Go through the data below. Pull out every line that has the word "sparkle".

## START DATA TO USE

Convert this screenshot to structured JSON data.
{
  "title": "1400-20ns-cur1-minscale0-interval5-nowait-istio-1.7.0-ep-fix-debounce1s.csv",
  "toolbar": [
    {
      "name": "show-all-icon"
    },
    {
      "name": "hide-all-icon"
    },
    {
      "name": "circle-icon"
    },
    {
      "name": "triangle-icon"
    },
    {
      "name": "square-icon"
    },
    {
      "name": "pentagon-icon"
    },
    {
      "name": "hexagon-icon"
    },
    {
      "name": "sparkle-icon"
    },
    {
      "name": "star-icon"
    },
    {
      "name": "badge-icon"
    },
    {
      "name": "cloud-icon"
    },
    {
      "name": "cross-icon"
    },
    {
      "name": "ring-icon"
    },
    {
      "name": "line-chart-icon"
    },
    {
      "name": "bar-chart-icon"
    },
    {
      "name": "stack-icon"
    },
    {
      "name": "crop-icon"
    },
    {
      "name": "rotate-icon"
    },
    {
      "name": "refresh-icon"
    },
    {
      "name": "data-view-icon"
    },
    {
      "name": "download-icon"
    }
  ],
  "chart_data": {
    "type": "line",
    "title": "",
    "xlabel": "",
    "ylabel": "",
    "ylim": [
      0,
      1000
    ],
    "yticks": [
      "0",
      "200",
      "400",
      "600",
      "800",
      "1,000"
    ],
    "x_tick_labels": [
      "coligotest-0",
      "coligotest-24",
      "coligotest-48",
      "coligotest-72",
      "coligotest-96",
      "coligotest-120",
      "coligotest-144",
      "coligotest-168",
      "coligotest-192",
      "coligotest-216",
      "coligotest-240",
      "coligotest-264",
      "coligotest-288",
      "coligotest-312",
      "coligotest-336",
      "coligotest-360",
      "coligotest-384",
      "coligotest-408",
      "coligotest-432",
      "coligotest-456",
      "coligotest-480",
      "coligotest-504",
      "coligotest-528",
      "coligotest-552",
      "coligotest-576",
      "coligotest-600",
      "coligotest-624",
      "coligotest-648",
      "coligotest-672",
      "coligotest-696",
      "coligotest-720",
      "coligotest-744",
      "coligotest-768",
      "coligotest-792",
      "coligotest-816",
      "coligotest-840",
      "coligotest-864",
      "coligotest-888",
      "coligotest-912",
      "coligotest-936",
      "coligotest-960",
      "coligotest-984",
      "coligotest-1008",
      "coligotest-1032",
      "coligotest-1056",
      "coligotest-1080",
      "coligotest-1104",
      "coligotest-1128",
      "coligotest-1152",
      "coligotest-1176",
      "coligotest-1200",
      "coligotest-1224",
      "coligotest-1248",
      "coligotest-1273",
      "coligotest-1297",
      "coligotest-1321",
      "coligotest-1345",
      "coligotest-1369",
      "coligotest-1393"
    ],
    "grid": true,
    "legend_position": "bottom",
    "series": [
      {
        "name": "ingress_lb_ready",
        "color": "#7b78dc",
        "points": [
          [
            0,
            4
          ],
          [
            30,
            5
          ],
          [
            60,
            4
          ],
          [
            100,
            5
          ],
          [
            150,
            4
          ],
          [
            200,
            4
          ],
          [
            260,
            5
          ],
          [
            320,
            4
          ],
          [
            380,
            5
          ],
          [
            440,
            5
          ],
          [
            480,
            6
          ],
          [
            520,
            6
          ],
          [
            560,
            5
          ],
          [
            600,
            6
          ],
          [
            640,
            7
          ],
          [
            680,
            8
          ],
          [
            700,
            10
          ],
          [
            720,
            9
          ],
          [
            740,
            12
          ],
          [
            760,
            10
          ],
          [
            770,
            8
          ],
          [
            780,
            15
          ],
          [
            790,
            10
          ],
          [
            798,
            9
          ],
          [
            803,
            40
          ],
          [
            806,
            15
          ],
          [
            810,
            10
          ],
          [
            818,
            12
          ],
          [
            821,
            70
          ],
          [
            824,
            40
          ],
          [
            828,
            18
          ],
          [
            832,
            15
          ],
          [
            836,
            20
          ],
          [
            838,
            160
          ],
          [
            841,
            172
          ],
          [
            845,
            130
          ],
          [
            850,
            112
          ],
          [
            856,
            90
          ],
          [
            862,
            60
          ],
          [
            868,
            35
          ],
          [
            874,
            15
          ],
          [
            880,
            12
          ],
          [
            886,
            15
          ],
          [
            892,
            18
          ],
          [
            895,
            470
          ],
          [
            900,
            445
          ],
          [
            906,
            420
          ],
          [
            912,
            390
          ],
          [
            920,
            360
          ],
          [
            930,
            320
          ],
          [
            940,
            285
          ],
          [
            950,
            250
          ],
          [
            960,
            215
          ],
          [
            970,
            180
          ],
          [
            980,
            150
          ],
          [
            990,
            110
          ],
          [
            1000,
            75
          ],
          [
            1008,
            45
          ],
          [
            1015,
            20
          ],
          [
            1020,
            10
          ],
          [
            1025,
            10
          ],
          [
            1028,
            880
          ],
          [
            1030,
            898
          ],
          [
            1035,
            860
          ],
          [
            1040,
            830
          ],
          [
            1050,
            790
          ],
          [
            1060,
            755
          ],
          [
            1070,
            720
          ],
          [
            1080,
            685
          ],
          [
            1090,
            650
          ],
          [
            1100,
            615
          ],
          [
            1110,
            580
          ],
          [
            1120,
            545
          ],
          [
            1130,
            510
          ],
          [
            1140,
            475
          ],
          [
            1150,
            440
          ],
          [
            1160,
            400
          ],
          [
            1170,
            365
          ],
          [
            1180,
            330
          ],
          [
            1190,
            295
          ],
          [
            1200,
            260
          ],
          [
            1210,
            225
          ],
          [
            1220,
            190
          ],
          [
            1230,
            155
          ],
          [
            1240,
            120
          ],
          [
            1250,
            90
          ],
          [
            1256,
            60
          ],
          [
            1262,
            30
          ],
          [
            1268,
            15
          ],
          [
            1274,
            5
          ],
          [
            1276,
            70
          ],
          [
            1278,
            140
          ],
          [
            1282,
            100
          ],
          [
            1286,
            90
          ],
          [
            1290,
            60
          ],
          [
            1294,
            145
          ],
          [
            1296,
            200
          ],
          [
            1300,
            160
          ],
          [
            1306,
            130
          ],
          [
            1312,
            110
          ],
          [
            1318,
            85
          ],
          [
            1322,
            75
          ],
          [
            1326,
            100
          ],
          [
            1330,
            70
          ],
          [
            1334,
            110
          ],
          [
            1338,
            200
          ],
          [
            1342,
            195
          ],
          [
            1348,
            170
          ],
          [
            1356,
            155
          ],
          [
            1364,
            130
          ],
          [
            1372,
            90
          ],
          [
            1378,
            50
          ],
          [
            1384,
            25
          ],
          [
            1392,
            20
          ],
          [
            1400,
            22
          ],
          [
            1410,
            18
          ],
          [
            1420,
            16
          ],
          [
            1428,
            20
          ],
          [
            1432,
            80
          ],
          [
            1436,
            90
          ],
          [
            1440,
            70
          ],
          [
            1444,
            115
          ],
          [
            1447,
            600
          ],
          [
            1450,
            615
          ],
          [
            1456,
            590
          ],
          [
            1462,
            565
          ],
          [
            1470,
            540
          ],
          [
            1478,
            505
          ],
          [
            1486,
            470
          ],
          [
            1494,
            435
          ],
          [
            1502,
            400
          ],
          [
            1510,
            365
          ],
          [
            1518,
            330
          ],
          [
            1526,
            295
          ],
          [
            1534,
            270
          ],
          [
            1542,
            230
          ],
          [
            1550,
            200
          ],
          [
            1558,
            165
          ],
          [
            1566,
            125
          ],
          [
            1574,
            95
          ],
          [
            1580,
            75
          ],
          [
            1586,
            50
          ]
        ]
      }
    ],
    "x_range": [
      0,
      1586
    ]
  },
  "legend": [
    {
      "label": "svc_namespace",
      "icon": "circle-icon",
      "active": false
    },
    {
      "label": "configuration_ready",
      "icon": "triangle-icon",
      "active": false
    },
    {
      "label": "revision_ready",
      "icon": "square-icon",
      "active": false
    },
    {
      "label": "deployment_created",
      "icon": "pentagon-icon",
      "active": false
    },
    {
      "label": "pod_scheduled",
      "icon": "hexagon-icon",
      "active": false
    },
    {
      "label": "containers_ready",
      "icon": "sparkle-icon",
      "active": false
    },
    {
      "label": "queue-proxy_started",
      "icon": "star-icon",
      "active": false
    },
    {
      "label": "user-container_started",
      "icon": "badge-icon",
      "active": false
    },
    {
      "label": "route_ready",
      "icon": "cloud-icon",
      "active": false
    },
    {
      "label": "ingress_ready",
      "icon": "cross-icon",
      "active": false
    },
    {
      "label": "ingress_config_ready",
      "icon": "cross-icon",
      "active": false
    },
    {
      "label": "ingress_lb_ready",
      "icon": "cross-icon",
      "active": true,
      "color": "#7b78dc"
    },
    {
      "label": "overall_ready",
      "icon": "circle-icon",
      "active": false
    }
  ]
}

## END DATA TO USE

ANSWER BELOW:
      "name": "sparkle-icon"
      "icon": "sparkle-icon",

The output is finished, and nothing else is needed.